* start Records supplied *
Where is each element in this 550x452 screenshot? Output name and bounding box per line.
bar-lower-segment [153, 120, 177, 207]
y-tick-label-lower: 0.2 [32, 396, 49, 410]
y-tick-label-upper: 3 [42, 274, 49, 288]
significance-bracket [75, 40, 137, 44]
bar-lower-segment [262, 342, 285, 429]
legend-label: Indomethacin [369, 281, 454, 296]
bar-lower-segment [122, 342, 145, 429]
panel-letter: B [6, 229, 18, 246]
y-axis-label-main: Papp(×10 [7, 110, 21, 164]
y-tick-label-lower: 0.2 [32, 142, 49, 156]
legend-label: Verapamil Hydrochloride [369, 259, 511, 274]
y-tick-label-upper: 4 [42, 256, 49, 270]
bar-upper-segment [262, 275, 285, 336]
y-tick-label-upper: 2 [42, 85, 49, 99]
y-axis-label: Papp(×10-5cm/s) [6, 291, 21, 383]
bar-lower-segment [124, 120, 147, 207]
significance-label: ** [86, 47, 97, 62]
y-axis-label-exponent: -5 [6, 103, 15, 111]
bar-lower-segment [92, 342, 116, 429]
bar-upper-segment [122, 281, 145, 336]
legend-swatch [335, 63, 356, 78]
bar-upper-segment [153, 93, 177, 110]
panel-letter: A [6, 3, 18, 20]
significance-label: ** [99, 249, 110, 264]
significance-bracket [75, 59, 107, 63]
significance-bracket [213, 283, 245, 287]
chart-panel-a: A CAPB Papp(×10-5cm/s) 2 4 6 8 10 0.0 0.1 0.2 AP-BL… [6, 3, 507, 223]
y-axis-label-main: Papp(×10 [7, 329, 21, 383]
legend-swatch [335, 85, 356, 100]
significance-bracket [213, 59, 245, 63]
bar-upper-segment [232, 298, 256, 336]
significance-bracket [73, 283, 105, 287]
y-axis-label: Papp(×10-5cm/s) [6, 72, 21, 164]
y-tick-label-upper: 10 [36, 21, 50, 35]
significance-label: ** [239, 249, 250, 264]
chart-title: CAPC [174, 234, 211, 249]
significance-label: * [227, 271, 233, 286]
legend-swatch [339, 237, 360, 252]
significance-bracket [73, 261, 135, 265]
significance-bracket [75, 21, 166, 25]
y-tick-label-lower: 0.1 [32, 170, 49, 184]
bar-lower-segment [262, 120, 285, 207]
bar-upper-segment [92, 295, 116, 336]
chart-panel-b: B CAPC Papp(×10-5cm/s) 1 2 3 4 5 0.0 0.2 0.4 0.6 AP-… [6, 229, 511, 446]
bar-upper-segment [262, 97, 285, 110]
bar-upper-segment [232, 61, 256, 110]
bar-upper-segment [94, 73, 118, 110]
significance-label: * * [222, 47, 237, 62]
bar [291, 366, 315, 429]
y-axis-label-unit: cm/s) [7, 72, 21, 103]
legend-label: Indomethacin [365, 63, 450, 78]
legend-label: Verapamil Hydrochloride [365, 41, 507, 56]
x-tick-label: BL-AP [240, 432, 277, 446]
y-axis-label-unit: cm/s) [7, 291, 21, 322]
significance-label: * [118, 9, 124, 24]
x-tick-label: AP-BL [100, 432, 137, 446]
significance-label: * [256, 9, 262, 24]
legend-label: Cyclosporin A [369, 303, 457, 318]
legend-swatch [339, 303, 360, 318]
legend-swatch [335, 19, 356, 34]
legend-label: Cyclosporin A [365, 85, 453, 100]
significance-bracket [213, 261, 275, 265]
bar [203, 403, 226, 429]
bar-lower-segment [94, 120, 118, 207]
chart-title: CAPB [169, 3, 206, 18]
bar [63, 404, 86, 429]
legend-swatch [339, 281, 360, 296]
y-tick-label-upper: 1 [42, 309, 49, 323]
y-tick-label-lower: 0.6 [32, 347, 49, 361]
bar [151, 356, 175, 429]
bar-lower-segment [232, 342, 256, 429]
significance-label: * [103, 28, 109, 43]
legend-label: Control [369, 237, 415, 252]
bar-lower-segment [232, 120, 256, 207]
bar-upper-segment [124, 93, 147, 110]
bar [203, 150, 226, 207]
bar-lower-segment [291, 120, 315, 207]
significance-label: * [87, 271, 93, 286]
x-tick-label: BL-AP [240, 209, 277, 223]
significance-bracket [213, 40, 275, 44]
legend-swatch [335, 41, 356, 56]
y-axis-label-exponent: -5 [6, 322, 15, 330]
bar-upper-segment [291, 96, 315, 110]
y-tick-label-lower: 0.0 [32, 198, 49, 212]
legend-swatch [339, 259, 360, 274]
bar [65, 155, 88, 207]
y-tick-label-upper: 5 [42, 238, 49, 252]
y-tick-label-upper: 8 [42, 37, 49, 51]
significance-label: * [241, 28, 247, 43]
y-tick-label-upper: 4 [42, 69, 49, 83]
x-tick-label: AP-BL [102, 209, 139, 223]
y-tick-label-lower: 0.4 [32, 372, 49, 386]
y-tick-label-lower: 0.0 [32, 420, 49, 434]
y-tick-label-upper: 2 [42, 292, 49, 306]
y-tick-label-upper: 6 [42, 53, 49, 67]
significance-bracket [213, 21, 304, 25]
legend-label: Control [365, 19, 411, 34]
* end Records supplied *
* start Records supplied *
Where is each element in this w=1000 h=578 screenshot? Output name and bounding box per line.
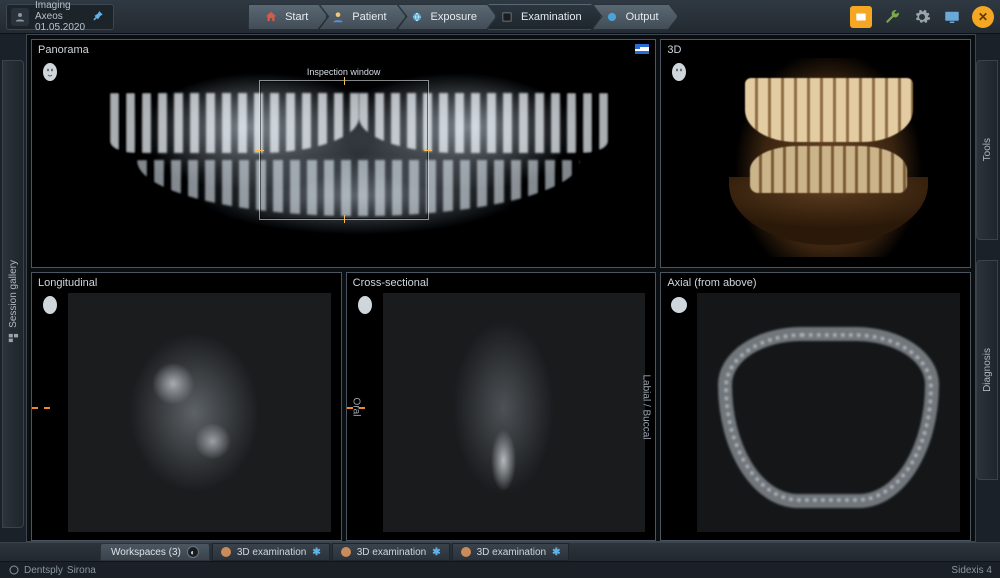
* end Records supplied *
Render the material as a JSON array of strings, from the line containing "Where is each element in this 550x452" through the line containing "bar [291, 366, 315, 429]", with one string per line and blank lines omitted.

__Answer below__
[
  "Where is each element in this 550x452 screenshot? Output name and bounding box per line.",
  "bar-lower-segment [153, 120, 177, 207]",
  "y-tick-label-lower: 0.2 [32, 396, 49, 410]",
  "y-tick-label-upper: 3 [42, 274, 49, 288]",
  "significance-bracket [75, 40, 137, 44]",
  "bar-lower-segment [262, 342, 285, 429]",
  "legend-label: Indomethacin [369, 281, 454, 296]",
  "bar-lower-segment [122, 342, 145, 429]",
  "panel-letter: B [6, 229, 18, 246]",
  "y-axis-label-main: Papp(×10 [7, 110, 21, 164]",
  "y-tick-label-lower: 0.2 [32, 142, 49, 156]",
  "legend-label: Verapamil Hydrochloride [369, 259, 511, 274]",
  "y-tick-label-upper: 4 [42, 256, 49, 270]",
  "bar-upper-segment [262, 275, 285, 336]",
  "y-tick-label-upper: 2 [42, 85, 49, 99]",
  "y-axis-label: Papp(×10-5cm/s) [6, 291, 21, 383]",
  "bar-lower-segment [124, 120, 147, 207]",
  "significance-label: ** [86, 47, 97, 62]",
  "y-axis-label-exponent: -5 [6, 103, 15, 111]",
  "bar-lower-segment [92, 342, 116, 429]",
  "bar-upper-segment [122, 281, 145, 336]",
  "legend-swatch [335, 63, 356, 78]",
  "bar-upper-segment [153, 93, 177, 110]",
  "panel-letter: A [6, 3, 18, 20]",
  "significance-label: ** [99, 249, 110, 264]",
  "significance-bracket [75, 59, 107, 63]",
  "significance-bracket [213, 283, 245, 287]",
  "chart-panel-a: A CAPB Papp(×10-5cm/s) 2 4 6 8 10 0.0 0.1 0.2 AP-BL… [6, 3, 507, 223]",
  "y-axis-label-main: Papp(×10 [7, 329, 21, 383]",
  "legend-swatch [335, 85, 356, 100]",
  "significance-bracket [213, 59, 245, 63]",
  "bar-upper-segment [232, 298, 256, 336]",
  "significance-bracket [73, 283, 105, 287]",
  "y-axis-label: Papp(×10-5cm/s) [6, 72, 21, 164]",
  "y-tick-label-upper: 10 [36, 21, 50, 35]",
  "significance-label: ** [239, 249, 250, 264]",
  "chart-title: CAPC [174, 234, 211, 249]",
  "significance-label: * [227, 271, 233, 286]",
  "legend-swatch [339, 237, 360, 252]",
  "significance-bracket [73, 261, 135, 265]",
  "significance-bracket [75, 21, 166, 25]",
  "y-tick-label-lower: 0.1 [32, 170, 49, 184]",
  "bar-lower-segment [262, 120, 285, 207]",
  "bar-upper-segment [92, 295, 116, 336]",
  "chart-panel-b: B CAPC Papp(×10-5cm/s) 1 2 3 4 5 0.0 0.2 0.4 0.6 AP-… [6, 229, 511, 446]",
  "bar-upper-segment [262, 97, 285, 110]",
  "bar-upper-segment [232, 61, 256, 110]",
  "bar-upper-segment [94, 73, 118, 110]",
  "significance-label: * * [222, 47, 237, 62]",
  "bar [291, 366, 315, 429]"
]